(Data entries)
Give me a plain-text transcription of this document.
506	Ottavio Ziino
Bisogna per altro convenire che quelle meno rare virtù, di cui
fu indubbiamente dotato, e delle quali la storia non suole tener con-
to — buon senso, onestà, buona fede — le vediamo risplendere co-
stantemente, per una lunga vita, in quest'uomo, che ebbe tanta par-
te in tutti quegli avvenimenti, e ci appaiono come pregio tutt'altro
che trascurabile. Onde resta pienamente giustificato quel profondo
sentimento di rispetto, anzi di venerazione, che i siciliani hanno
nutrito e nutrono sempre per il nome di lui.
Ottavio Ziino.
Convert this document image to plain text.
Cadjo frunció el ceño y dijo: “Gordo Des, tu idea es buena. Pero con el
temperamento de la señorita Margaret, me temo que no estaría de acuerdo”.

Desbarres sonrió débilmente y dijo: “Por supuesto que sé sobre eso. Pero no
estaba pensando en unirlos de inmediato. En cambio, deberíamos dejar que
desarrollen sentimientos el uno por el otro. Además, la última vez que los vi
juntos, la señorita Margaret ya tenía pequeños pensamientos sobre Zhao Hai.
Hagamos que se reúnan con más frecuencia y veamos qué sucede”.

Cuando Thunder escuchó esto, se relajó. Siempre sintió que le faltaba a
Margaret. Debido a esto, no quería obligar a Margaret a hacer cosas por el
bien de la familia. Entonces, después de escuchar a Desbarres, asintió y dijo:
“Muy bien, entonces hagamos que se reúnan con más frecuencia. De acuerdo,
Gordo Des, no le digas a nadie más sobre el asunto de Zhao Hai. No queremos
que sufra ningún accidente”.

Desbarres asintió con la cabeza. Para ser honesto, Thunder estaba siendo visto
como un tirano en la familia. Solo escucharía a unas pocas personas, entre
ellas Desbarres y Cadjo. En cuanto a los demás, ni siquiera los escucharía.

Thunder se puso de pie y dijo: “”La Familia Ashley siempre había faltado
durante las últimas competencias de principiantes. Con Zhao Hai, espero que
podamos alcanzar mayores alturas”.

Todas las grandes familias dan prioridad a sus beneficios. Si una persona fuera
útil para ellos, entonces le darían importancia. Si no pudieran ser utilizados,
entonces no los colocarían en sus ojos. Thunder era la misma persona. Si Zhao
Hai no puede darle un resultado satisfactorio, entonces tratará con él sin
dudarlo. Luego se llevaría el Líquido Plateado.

[WHAT THE TASK ASKS]: All lines that include "this" are to be gathered and copied.

[RESULT]:
Give me a plain-text transcription of this document.
Convert this document image to plain text.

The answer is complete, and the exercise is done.